WHAT YOU SHOULD DO: Copy all lines of the listing that include the string "Tout".

DATASET RECORDS:
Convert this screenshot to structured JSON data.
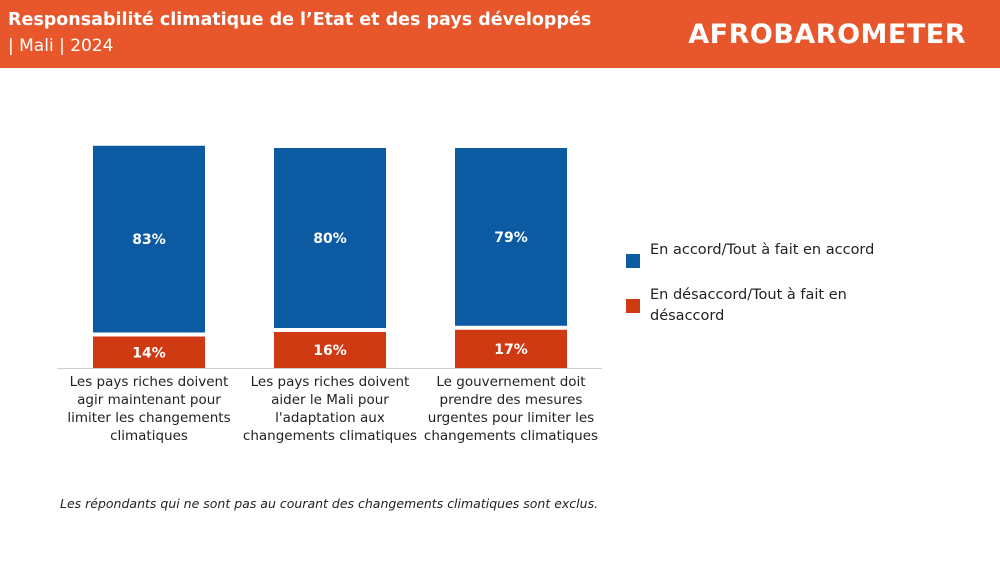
{
  "header": {
    "title": "Responsabilité climatique de l’Etat et des pays développés",
    "subtitle": "| Mali | 2024",
    "logo_text": "AFROBAROMETER",
    "background": "#e8572c"
  },
  "chart_data": {
    "type": "bar",
    "categories": [
      "Les pays riches doivent agir maintenant pour limiter les changements climatiques",
      "Les pays riches doivent aider le Mali pour l'adaptation aux changements climatiques",
      "Le gouvernement doit prendre des mesures urgentes pour limiter les changements climatiques"
    ],
    "series": [
      {
        "name": "En accord/Tout à fait en accord",
        "values": [
          83,
          80,
          79
        ],
        "labels": [
          "83%",
          "80%",
          "79%"
        ],
        "color": "#0b5aa2"
      },
      {
        "name": "En désaccord/Tout à fait en désaccord",
        "values": [
          14,
          16,
          17
        ],
        "labels": [
          "14%",
          "16%",
          "17%"
        ],
        "color": "#cf3a12"
      }
    ],
    "stacked": true,
    "order": "bottom-to-top: désaccord, accord",
    "ylim": [
      0,
      100
    ],
    "grid": false,
    "legend_position": "right",
    "value_unit": "%"
  },
  "footnote": "Les répondants qui ne sont pas au courant des changements climatiques sont exclus."
}
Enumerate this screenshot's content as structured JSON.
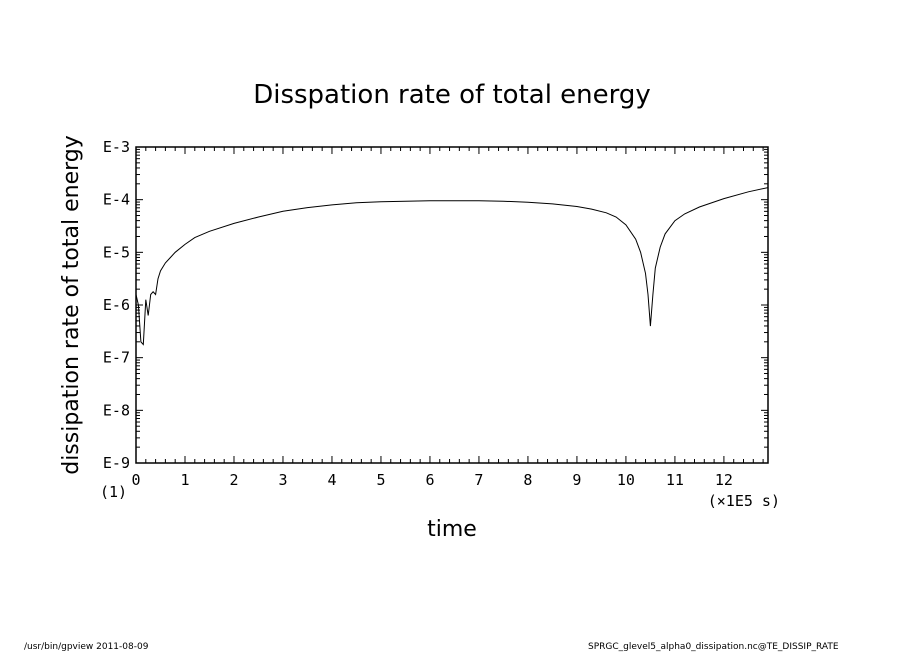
{
  "chart_data": {
    "type": "line",
    "title": "Disspation rate of total energy",
    "xlabel": "time",
    "ylabel": "dissipation rate of total energy",
    "x_unit": "(×1E5 s)",
    "panel_label": "(1)",
    "xlim": [
      0,
      12.9
    ],
    "ylim_log10": [
      -9,
      -3
    ],
    "y_scale": "log",
    "x_ticks": [
      0,
      1,
      2,
      3,
      4,
      5,
      6,
      7,
      8,
      9,
      10,
      11,
      12
    ],
    "y_ticks": [
      {
        "exp": -3,
        "label": "E-3"
      },
      {
        "exp": -4,
        "label": "E-4"
      },
      {
        "exp": -5,
        "label": "E-5"
      },
      {
        "exp": -6,
        "label": "E-6"
      },
      {
        "exp": -7,
        "label": "E-7"
      },
      {
        "exp": -8,
        "label": "E-8"
      },
      {
        "exp": -9,
        "label": "E-9"
      }
    ],
    "grid": false,
    "line_color": "#000000",
    "series": [
      {
        "x": [
          0,
          0.05,
          0.1,
          0.15,
          0.2,
          0.25,
          0.3,
          0.35,
          0.4,
          0.45,
          0.5,
          0.6,
          0.7,
          0.8,
          1.0,
          1.2,
          1.5,
          2.0,
          2.5,
          3.0,
          3.5,
          4.0,
          4.5,
          5.0,
          5.5,
          6.0,
          6.5,
          7.0,
          7.5,
          8.0,
          8.5,
          9.0,
          9.3,
          9.6,
          9.8,
          10.0,
          10.2,
          10.3,
          10.4,
          10.45,
          10.5,
          10.55,
          10.6,
          10.7,
          10.8,
          11.0,
          11.2,
          11.5,
          12.0,
          12.5,
          12.9
        ],
        "y_log10": [
          -5.8,
          -6.0,
          -6.7,
          -6.75,
          -5.9,
          -6.2,
          -5.8,
          -5.75,
          -5.8,
          -5.5,
          -5.35,
          -5.2,
          -5.1,
          -5.0,
          -4.85,
          -4.72,
          -4.6,
          -4.45,
          -4.33,
          -4.22,
          -4.15,
          -4.1,
          -4.06,
          -4.04,
          -4.03,
          -4.02,
          -4.02,
          -4.02,
          -4.03,
          -4.05,
          -4.08,
          -4.13,
          -4.18,
          -4.25,
          -4.33,
          -4.48,
          -4.75,
          -5.0,
          -5.4,
          -5.8,
          -6.4,
          -5.8,
          -5.3,
          -4.9,
          -4.65,
          -4.4,
          -4.27,
          -4.14,
          -3.98,
          -3.85,
          -3.77
        ]
      }
    ]
  },
  "footer": {
    "left": "/usr/bin/gpview   2011-08-09",
    "right": "SPRGC_glevel5_alpha0_dissipation.nc@TE_DISSIP_RATE"
  }
}
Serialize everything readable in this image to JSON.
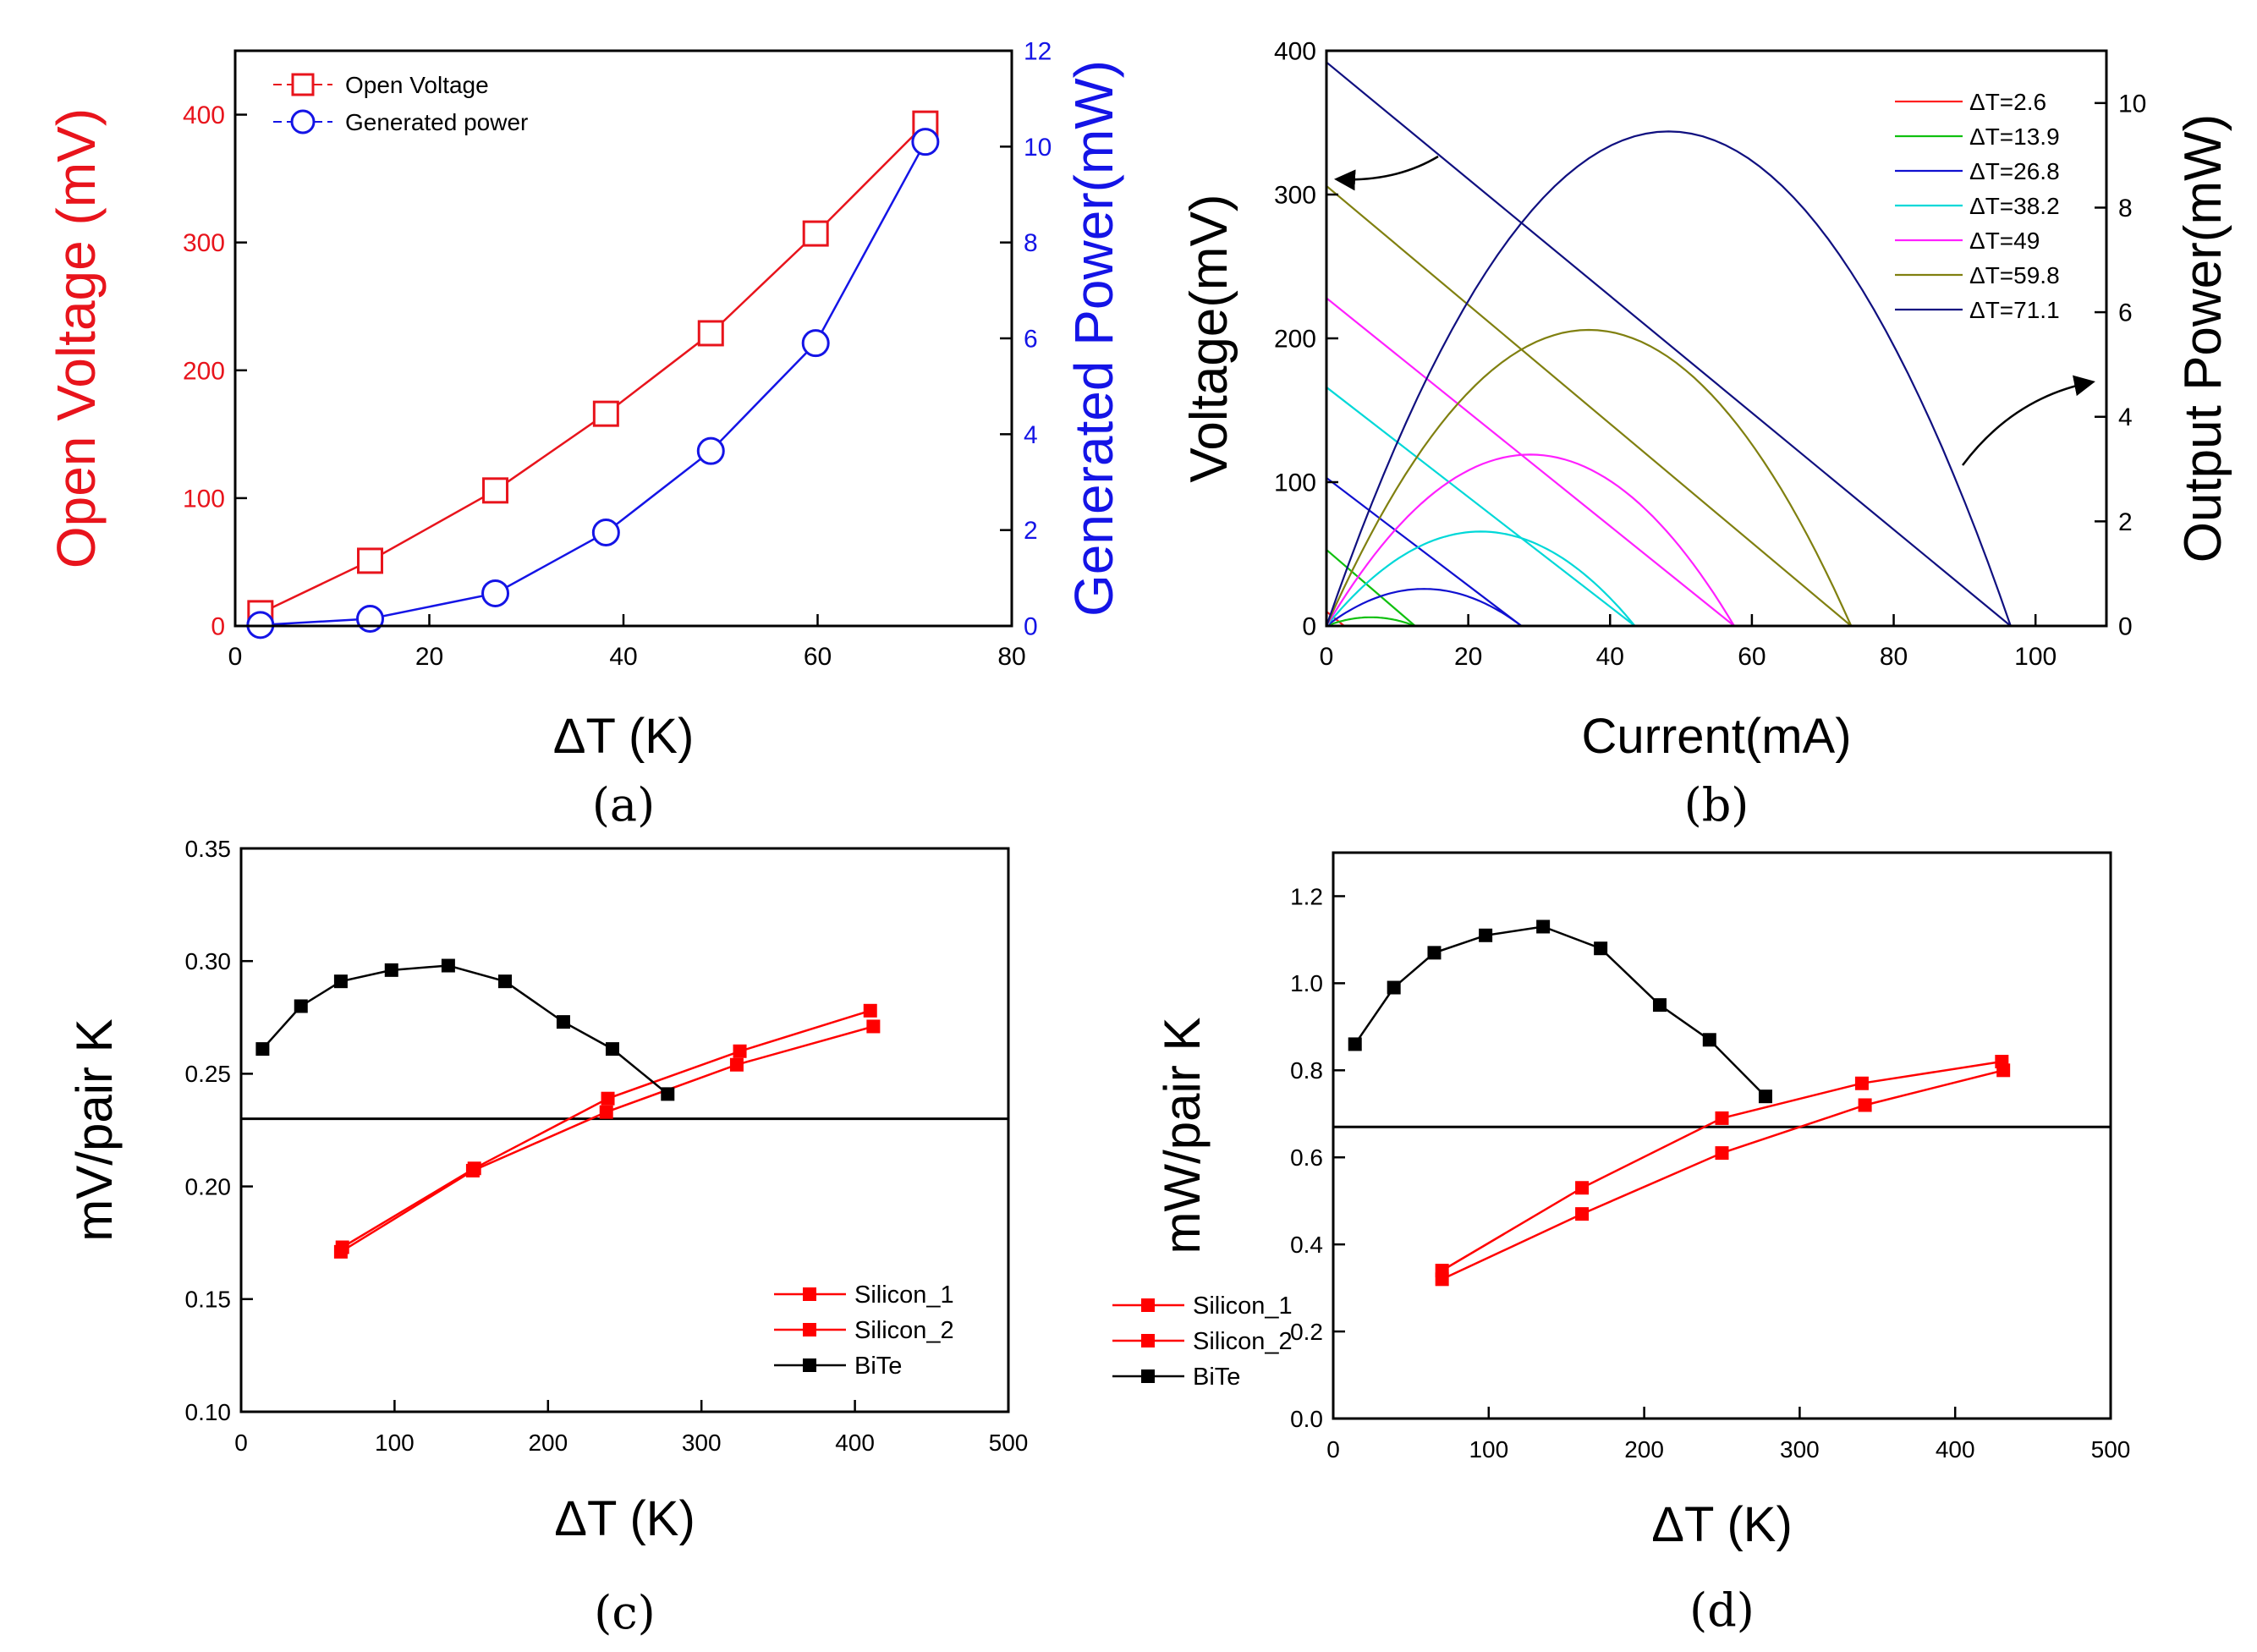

EXERCISE SOLUTION:
        "name": "En accord/Tout à fait en accord",
        "name": "En désaccord/Tout à fait en désaccord",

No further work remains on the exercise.